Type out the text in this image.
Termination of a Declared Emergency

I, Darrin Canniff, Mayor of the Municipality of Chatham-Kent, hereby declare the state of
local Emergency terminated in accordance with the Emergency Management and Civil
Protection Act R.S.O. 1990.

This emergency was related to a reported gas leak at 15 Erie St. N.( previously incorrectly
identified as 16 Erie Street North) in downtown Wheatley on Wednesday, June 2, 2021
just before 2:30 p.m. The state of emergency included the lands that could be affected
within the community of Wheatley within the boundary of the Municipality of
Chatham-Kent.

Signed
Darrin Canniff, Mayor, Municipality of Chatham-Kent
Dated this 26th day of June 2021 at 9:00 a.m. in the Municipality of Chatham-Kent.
+++
▶ **Stated problem**:
Identify the lines above with the word "Municipality". Copy them.

▶ **Written answer**:
I, Darrin Canniff, Mayor of the Municipality of Chatham-Kent, hereby declare the state of
within the community of Wheatley within the boundary of the Municipality of
Darrin Canniff, Mayor, Municipality of Chatham-Kent
Dated this 26th day of June 2021 at 9:00 a.m. in the Municipality of Chatham-Kent.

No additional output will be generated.